◆ WHAT NEEDS TO BE DONE: Output all lines exactly, with nothing added or dropped.

::: PROVIDED RECORDS

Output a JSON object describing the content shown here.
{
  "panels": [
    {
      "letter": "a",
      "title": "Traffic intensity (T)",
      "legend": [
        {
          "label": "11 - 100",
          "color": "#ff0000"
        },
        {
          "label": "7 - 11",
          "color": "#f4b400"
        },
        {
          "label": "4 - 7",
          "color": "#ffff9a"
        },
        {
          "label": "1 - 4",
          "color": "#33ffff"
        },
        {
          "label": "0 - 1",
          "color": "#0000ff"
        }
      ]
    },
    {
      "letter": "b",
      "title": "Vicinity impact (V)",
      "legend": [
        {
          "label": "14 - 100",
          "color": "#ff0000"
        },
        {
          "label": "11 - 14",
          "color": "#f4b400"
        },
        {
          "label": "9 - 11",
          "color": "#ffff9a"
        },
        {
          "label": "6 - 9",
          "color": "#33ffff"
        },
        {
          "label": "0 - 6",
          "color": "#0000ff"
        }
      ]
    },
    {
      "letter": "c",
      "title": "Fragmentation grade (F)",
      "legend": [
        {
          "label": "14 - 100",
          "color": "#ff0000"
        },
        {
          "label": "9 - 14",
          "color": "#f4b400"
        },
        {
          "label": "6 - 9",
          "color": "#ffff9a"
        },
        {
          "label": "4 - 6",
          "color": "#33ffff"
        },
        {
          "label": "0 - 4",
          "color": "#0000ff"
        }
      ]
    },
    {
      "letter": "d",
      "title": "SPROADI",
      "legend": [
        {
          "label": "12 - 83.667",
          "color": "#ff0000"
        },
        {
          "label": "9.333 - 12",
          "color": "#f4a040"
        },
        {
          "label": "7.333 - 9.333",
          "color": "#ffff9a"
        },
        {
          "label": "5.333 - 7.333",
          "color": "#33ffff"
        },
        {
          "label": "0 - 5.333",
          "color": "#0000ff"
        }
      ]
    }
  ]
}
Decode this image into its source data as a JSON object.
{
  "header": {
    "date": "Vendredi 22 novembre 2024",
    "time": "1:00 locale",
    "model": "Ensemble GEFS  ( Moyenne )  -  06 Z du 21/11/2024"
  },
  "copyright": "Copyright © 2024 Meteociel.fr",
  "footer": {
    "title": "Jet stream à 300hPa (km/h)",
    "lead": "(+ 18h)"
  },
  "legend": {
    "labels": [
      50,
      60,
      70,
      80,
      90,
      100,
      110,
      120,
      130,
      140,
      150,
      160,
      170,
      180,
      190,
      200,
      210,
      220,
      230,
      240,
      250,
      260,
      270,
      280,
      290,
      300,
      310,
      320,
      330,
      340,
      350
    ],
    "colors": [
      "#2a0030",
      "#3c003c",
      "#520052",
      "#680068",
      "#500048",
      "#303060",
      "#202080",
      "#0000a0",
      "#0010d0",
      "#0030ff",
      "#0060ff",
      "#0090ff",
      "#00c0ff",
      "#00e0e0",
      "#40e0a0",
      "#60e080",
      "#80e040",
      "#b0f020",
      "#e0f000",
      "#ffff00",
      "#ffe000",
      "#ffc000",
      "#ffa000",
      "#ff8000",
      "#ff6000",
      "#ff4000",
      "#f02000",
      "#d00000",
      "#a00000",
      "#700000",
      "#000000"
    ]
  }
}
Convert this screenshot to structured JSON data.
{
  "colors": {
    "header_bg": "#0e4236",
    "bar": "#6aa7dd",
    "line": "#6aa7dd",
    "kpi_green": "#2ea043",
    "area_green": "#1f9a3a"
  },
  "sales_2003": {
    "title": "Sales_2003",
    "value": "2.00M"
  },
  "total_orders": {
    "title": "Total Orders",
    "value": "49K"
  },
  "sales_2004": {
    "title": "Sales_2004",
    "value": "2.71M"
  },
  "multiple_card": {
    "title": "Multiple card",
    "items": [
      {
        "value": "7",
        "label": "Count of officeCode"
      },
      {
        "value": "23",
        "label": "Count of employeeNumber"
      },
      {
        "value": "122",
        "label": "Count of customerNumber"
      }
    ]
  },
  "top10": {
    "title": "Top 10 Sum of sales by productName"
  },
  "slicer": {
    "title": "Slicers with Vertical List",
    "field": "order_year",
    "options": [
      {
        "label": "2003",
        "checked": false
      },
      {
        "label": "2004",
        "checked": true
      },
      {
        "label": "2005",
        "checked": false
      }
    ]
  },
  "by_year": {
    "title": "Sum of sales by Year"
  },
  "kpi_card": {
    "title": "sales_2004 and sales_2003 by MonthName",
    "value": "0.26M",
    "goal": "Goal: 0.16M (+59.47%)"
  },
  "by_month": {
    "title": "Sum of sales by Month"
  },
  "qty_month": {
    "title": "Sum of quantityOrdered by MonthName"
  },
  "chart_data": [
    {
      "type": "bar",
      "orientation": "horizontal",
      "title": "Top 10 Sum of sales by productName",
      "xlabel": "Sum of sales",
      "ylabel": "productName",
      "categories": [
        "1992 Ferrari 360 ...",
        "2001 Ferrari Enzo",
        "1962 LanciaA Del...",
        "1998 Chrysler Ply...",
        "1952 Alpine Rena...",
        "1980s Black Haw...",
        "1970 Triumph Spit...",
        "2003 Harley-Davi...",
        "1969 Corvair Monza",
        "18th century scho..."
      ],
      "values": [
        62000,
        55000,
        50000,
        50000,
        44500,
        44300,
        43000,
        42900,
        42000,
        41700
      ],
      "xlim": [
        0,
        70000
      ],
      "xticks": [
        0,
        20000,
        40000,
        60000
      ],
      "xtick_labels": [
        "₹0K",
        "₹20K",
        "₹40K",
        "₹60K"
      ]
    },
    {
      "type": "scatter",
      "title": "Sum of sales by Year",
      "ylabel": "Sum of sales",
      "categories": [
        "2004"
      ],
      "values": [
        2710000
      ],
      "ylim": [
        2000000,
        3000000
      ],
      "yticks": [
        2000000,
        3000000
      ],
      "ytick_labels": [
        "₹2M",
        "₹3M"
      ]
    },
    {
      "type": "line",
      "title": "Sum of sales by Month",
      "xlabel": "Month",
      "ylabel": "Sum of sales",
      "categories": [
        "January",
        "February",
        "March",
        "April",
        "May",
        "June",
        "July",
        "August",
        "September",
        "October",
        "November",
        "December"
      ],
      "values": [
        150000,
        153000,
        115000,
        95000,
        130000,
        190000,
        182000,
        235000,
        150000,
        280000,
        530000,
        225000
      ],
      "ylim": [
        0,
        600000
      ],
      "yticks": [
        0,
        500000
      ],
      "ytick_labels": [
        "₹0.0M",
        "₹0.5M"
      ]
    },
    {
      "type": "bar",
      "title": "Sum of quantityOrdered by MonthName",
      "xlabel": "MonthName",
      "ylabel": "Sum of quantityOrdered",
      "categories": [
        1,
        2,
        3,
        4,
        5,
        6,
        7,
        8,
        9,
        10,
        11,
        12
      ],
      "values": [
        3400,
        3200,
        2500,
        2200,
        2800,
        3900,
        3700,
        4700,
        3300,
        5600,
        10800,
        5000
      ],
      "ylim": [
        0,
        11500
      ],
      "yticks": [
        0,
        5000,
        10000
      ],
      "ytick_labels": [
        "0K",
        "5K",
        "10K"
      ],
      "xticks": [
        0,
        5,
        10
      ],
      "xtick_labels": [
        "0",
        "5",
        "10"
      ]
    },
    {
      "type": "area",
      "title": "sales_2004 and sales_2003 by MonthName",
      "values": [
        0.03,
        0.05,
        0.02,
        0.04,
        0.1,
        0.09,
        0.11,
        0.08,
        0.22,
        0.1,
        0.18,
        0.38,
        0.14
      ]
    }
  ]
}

::::::

◆ TASK OUTPUT:
Output a JSON object describing the content shown here.
{
  "panels": [
    {
      "letter": "a",
      "title": "Traffic intensity (T)",
      "legend": [
        {
          "label": "11 - 100",
          "color": "#ff0000"
        },
        {
          "label": "7 - 11",
          "color": "#f4b400"
        },
        {
          "label": "4 - 7",
          "color": "#ffff9a"
        },
        {
          "label": "1 - 4",
          "color": "#33ffff"
        },
        {
          "label": "0 - 1",
          "color": "#0000ff"
        }
      ]
    },
    {
      "letter": "b",
      "title": "Vicinity impact (V)",
      "legend": [
        {
          "label": "14 - 100",
          "color": "#ff0000"
        },
        {
          "label": "11 - 14",
          "color": "#f4b400"
        },
        {
          "label": "9 - 11",
          "color": "#ffff9a"
        },
        {
          "label": "6 - 9",
          "color": "#33ffff"
        },
        {
          "label": "0 - 6",
          "color": "#0000ff"
        }
      ]
    },
    {
      "letter": "c",
      "title": "Fragmentation grade (F)",
      "legend": [
        {
          "label": "14 - 100",
          "color": "#ff0000"
        },
        {
          "label": "9 - 14",
          "color": "#f4b400"
        },
        {
          "label": "6 - 9",
          "color": "#ffff9a"
        },
        {
          "label": "4 - 6",
          "color": "#33ffff"
        },
        {
          "label": "0 - 4",
          "color": "#0000ff"
        }
      ]
    },
    {
      "letter": "d",
      "title": "SPROADI",
      "legend": [
        {
          "label": "12 - 83.667",
          "color": "#ff0000"
        },
        {
          "label": "9.333 - 12",
          "color": "#f4a040"
        },
        {
          "label": "7.333 - 9.333",
          "color": "#ffff9a"
        },
        {
          "label": "5.333 - 7.333",
          "color": "#33ffff"
        },
        {
          "label": "0 - 5.333",
          "color": "#0000ff"
        }
      ]
    }
  ]
}
Decode this image into its source data as a JSON object.
{
  "header": {
    "date": "Vendredi 22 novembre 2024",
    "time": "1:00 locale",
    "model": "Ensemble GEFS  ( Moyenne )  -  06 Z du 21/11/2024"
  },
  "copyright": "Copyright © 2024 Meteociel.fr",
  "footer": {
    "title": "Jet stream à 300hPa (km/h)",
    "lead": "(+ 18h)"
  },
  "legend": {
    "labels": [
      50,
      60,
      70,
      80,
      90,
      100,
      110,
      120,
      130,
      140,
      150,
      160,
      170,
      180,
      190,
      200,
      210,
      220,
      230,
      240,
      250,
      260,
      270,
      280,
      290,
      300,
      310,
      320,
      330,
      340,
      350
    ],
    "colors": [
      "#2a0030",
      "#3c003c",
      "#520052",
      "#680068",
      "#500048",
      "#303060",
      "#202080",
      "#0000a0",
      "#0010d0",
      "#0030ff",
      "#0060ff",
      "#0090ff",
      "#00c0ff",
      "#00e0e0",
      "#40e0a0",
      "#60e080",
      "#80e040",
      "#b0f020",
      "#e0f000",
      "#ffff00",
      "#ffe000",
      "#ffc000",
      "#ffa000",
      "#ff8000",
      "#ff6000",
      "#ff4000",
      "#f02000",
      "#d00000",
      "#a00000",
      "#700000",
      "#000000"
    ]
  }
}
Convert this screenshot to structured JSON data.
{
  "colors": {
    "header_bg": "#0e4236",
    "bar": "#6aa7dd",
    "line": "#6aa7dd",
    "kpi_green": "#2ea043",
    "area_green": "#1f9a3a"
  },
  "sales_2003": {
    "title": "Sales_2003",
    "value": "2.00M"
  },
  "total_orders": {
    "title": "Total Orders",
    "value": "49K"
  },
  "sales_2004": {
    "title": "Sales_2004",
    "value": "2.71M"
  },
  "multiple_card": {
    "title": "Multiple card",
    "items": [
      {
        "value": "7",
        "label": "Count of officeCode"
      },
      {
        "value": "23",
        "label": "Count of employeeNumber"
      },
      {
        "value": "122",
        "label": "Count of customerNumber"
      }
    ]
  },
  "top10": {
    "title": "Top 10 Sum of sales by productName"
  },
  "slicer": {
    "title": "Slicers with Vertical List",
    "field": "order_year",
    "options": [
      {
        "label": "2003",
        "checked": false
      },
      {
        "label": "2004",
        "checked": true
      },
      {
        "label": "2005",
        "checked": false
      }
    ]
  },
  "by_year": {
    "title": "Sum of sales by Year"
  },
  "kpi_card": {
    "title": "sales_2004 and sales_2003 by MonthName",
    "value": "0.26M",
    "goal": "Goal: 0.16M (+59.47%)"
  },
  "by_month": {
    "title": "Sum of sales by Month"
  },
  "qty_month": {
    "title": "Sum of quantityOrdered by MonthName"
  },
  "chart_data": [
    {
      "type": "bar",
      "orientation": "horizontal",
      "title": "Top 10 Sum of sales by productName",
      "xlabel": "Sum of sales",
      "ylabel": "productName",
      "categories": [
        "1992 Ferrari 360 ...",
        "2001 Ferrari Enzo",
        "1962 LanciaA Del...",
        "1998 Chrysler Ply...",
        "1952 Alpine Rena...",
        "1980s Black Haw...",
        "1970 Triumph Spit...",
        "2003 Harley-Davi...",
        "1969 Corvair Monza",
        "18th century scho..."
      ],
      "values": [
        62000,
        55000,
        50000,
        50000,
        44500,
        44300,
        43000,
        42900,
        42000,
        41700
      ],
      "xlim": [
        0,
        70000
      ],
      "xticks": [
        0,
        20000,
        40000,
        60000
      ],
      "xtick_labels": [
        "₹0K",
        "₹20K",
        "₹40K",
        "₹60K"
      ]
    },
    {
      "type": "scatter",
      "title": "Sum of sales by Year",
      "ylabel": "Sum of sales",
      "categories": [
        "2004"
      ],
      "values": [
        2710000
      ],
      "ylim": [
        2000000,
        3000000
      ],
      "yticks": [
        2000000,
        3000000
      ],
      "ytick_labels": [
        "₹2M",
        "₹3M"
      ]
    },
    {
      "type": "line",
      "title": "Sum of sales by Month",
      "xlabel": "Month",
      "ylabel": "Sum of sales",
      "categories": [
        "January",
        "February",
        "March",
        "April",
        "May",
        "June",
        "July",
        "August",
        "September",
        "October",
        "November",
        "December"
      ],
      "values": [
        150000,
        153000,
        115000,
        95000,
        130000,
        190000,
        182000,
        235000,
        150000,
        280000,
        530000,
        225000
      ],
      "ylim": [
        0,
        600000
      ],
      "yticks": [
        0,
        500000
      ],
      "ytick_labels": [
        "₹0.0M",
        "₹0.5M"
      ]
    },
    {
      "type": "bar",
      "title": "Sum of quantityOrdered by MonthName",
      "xlabel": "MonthName",
      "ylabel": "Sum of quantityOrdered",
      "categories": [
        1,
        2,
        3,
        4,
        5,
        6,
        7,
        8,
        9,
        10,
        11,
        12
      ],
      "values": [
        3400,
        3200,
        2500,
        2200,
        2800,
        3900,
        3700,
        4700,
        3300,
        5600,
        10800,
        5000
      ],
      "ylim": [
        0,
        11500
      ],
      "yticks": [
        0,
        5000,
        10000
      ],
      "ytick_labels": [
        "0K",
        "5K",
        "10K"
      ],
      "xticks": [
        0,
        5,
        10
      ],
      "xtick_labels": [
        "0",
        "5",
        "10"
      ]
    },
    {
      "type": "area",
      "title": "sales_2004 and sales_2003 by MonthName",
      "values": [
        0.03,
        0.05,
        0.02,
        0.04,
        0.1,
        0.09,
        0.11,
        0.08,
        0.22,
        0.1,
        0.18,
        0.38,
        0.14
      ]
    }
  ]
}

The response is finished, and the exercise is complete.